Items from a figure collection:

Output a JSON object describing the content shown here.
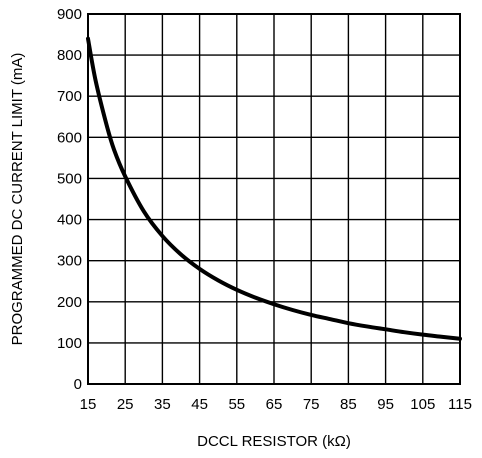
{
  "chart_data": {
    "type": "line",
    "title": "",
    "xlabel": "DCCL RESISTOR (kΩ)",
    "ylabel": "PROGRAMMED DC CURRENT LIMIT (mA)",
    "xlim": [
      15,
      115
    ],
    "ylim": [
      0,
      900
    ],
    "x_ticks": [
      15,
      25,
      35,
      45,
      55,
      65,
      75,
      85,
      95,
      105,
      115
    ],
    "y_ticks": [
      0,
      100,
      200,
      300,
      400,
      500,
      600,
      700,
      800,
      900
    ],
    "grid": true,
    "legend": "none",
    "line_color": "#000000",
    "series": [
      {
        "x": [
          15,
          17,
          20,
          22,
          25,
          30,
          35,
          40,
          45,
          50,
          55,
          60,
          65,
          70,
          75,
          80,
          85,
          90,
          95,
          100,
          105,
          110,
          115
        ],
        "values": [
          840,
          740,
          630,
          570,
          505,
          420,
          360,
          315,
          280,
          252,
          229,
          210,
          194,
          180,
          168,
          158,
          148,
          140,
          133,
          126,
          120,
          115,
          110
        ]
      }
    ]
  }
}
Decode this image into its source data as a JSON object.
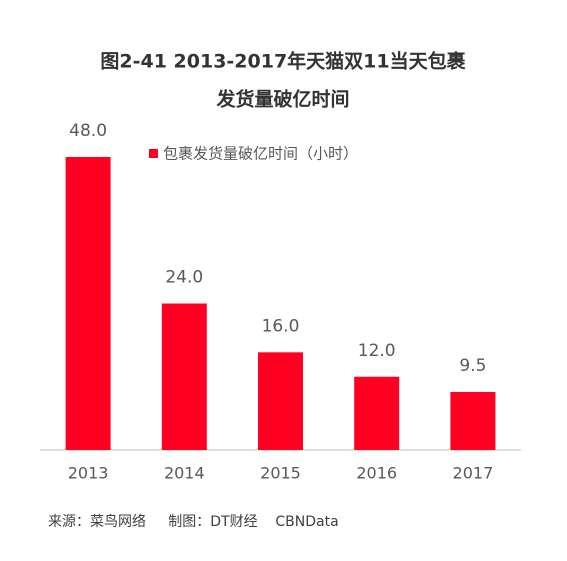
{
  "chart_data": {
    "type": "bar",
    "title": [
      "图2-41  2013-2017年天猫双11当天包裹",
      "发货量破亿时间"
    ],
    "legend": "包裹发货量破亿时间（小时）",
    "categories": [
      "2013",
      "2014",
      "2015",
      "2016",
      "2017"
    ],
    "values": [
      48,
      24,
      16,
      12,
      9.5
    ],
    "value_labels": [
      "48.0",
      "24.0",
      "16.0",
      "12.0",
      "9.5"
    ],
    "color": "#ff0022",
    "source": "来源：菜鸟网络     制图：DT财经    CBNData"
  }
}
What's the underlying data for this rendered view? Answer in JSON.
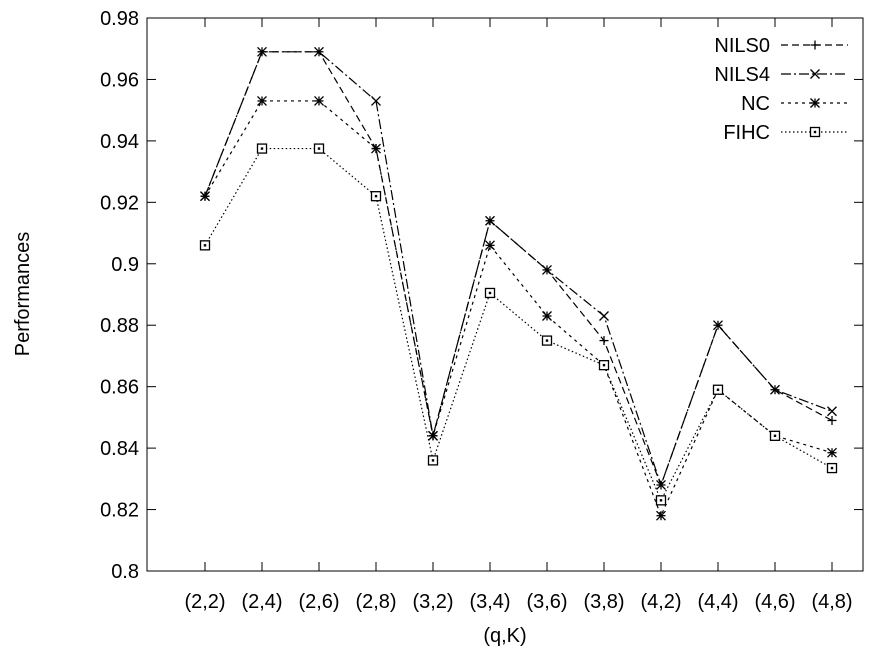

■ Challenge: Exclude the images and reproduce the remaining data exactly.

■ The solution:
Output a JSON object describing the content shown here.
{
  "chart_data": {
    "type": "line",
    "title": "",
    "xlabel": "DCCL RESISTOR (kΩ)",
    "ylabel": "PROGRAMMED DC CURRENT LIMIT (mA)",
    "xlim": [
      15,
      115
    ],
    "ylim": [
      0,
      900
    ],
    "x_ticks": [
      15,
      25,
      35,
      45,
      55,
      65,
      75,
      85,
      95,
      105,
      115
    ],
    "y_ticks": [
      0,
      100,
      200,
      300,
      400,
      500,
      600,
      700,
      800,
      900
    ],
    "grid": true,
    "legend": "none",
    "line_color": "#000000",
    "series": [
      {
        "x": [
          15,
          17,
          20,
          22,
          25,
          30,
          35,
          40,
          45,
          50,
          55,
          60,
          65,
          70,
          75,
          80,
          85,
          90,
          95,
          100,
          105,
          110,
          115
        ],
        "values": [
          840,
          740,
          630,
          570,
          505,
          420,
          360,
          315,
          280,
          252,
          229,
          210,
          194,
          180,
          168,
          158,
          148,
          140,
          133,
          126,
          120,
          115,
          110
        ]
      }
    ]
  }
}
Decode this image into its source data as a JSON object.
{
  "chart_data": {
    "type": "bar",
    "title": [
      "图2-41  2013-2017年天猫双11当天包裹",
      "发货量破亿时间"
    ],
    "legend": "包裹发货量破亿时间（小时）",
    "categories": [
      "2013",
      "2014",
      "2015",
      "2016",
      "2017"
    ],
    "values": [
      48,
      24,
      16,
      12,
      9.5
    ],
    "value_labels": [
      "48.0",
      "24.0",
      "16.0",
      "12.0",
      "9.5"
    ],
    "color": "#ff0022",
    "source": "来源：菜鸟网络     制图：DT财经    CBNData"
  }
}
What's the underlying data for this rendered view? Answer in JSON.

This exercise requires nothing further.